_EXERCISE DESCRIPTION_
Identify each line in the records below that contains the word "Vulnerability", and copy it.

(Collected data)
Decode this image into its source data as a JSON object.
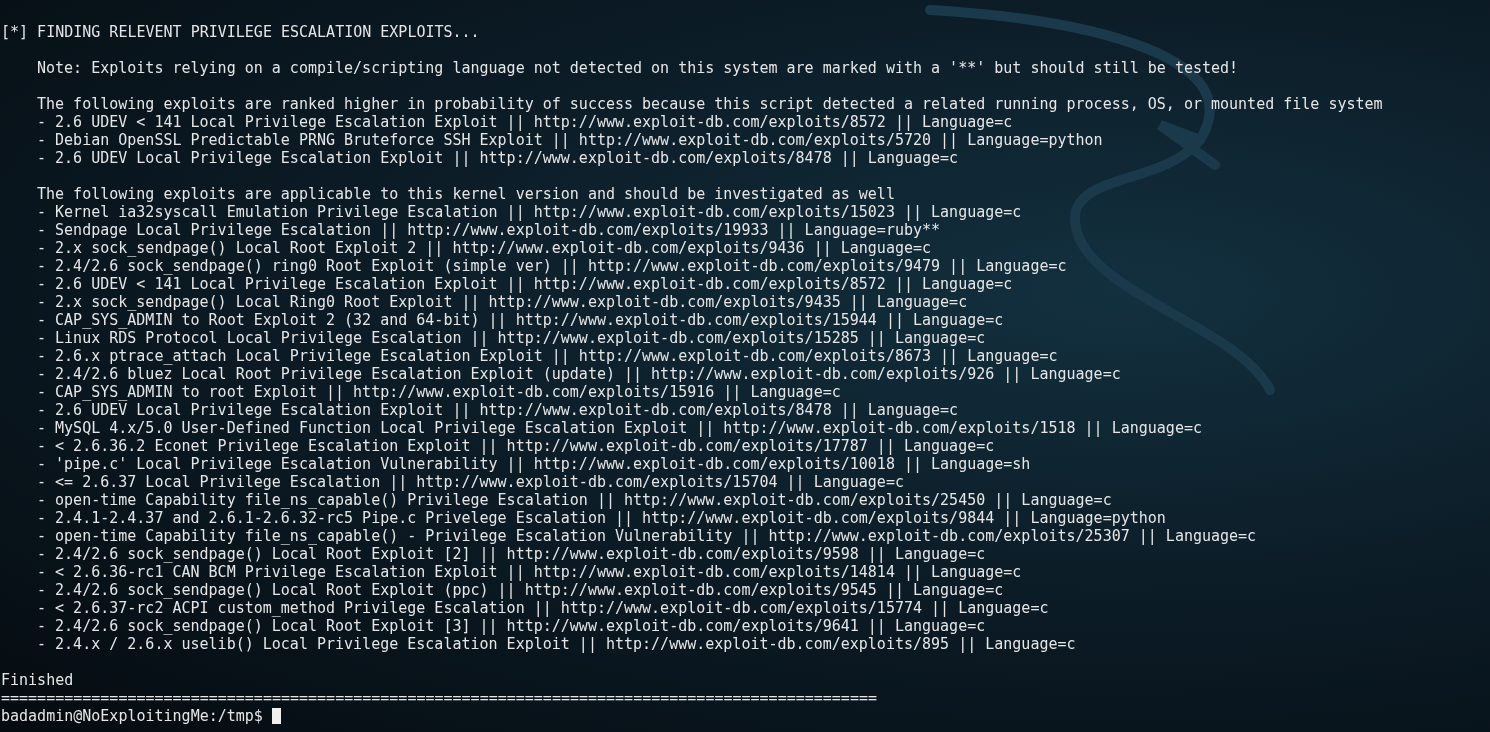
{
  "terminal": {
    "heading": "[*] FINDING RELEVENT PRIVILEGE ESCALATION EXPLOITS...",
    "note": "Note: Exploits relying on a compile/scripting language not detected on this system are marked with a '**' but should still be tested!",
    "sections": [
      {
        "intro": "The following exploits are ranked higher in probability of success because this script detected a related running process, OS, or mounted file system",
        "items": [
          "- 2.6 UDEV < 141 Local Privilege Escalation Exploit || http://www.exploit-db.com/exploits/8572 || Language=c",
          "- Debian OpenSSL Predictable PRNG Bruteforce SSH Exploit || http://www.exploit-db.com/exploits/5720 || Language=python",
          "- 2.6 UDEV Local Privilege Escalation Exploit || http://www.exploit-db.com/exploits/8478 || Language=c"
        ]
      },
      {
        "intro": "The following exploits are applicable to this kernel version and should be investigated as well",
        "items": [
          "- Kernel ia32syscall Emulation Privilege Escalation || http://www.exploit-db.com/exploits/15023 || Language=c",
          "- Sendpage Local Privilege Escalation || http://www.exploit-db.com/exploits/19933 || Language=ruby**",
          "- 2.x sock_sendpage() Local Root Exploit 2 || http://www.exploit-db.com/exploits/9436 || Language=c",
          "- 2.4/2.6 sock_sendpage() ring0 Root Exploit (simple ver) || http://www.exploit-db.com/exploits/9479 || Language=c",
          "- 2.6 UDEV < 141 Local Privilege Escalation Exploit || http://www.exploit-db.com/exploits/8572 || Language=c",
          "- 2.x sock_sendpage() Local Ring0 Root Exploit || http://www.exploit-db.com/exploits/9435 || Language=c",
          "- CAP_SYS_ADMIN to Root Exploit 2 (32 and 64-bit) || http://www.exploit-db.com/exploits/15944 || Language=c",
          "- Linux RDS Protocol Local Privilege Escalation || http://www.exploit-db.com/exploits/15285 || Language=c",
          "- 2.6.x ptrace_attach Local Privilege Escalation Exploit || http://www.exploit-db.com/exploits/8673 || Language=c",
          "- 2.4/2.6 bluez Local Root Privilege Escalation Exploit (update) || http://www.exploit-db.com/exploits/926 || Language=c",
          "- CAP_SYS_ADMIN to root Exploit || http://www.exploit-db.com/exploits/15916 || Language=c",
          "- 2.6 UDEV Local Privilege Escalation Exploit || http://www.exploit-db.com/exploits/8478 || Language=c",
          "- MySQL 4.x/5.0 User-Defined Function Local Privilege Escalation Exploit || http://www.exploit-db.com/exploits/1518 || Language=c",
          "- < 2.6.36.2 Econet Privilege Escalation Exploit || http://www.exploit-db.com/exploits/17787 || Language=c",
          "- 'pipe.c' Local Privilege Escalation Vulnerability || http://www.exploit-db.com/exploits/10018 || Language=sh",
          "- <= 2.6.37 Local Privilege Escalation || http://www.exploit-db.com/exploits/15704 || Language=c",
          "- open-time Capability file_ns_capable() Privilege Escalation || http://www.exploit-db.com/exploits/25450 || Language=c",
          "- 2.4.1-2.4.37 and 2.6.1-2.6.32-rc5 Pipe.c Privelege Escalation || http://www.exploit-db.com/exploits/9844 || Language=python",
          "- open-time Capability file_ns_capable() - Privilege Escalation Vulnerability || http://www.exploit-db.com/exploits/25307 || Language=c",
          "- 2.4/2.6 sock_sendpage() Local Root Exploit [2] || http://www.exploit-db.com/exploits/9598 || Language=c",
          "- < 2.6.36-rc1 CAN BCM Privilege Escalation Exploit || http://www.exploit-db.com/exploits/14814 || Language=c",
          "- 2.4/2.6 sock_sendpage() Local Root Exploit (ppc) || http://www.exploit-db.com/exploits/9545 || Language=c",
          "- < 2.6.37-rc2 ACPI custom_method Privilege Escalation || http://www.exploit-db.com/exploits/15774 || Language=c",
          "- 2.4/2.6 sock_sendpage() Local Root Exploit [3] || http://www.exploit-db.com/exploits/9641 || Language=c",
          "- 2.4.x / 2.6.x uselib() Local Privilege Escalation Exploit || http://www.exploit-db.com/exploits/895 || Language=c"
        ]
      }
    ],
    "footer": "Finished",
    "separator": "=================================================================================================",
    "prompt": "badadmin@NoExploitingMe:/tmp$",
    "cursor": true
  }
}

_SOLVED EXERCISE_
          "- 'pipe.c' Local Privilege Escalation Vulnerability || http://www.exploit-db.com/exploits/10018 || Language=sh",
          "- open-time Capability file_ns_capable() - Privilege Escalation Vulnerability || http://www.exploit-db.com/exploits/25307 || Language=c",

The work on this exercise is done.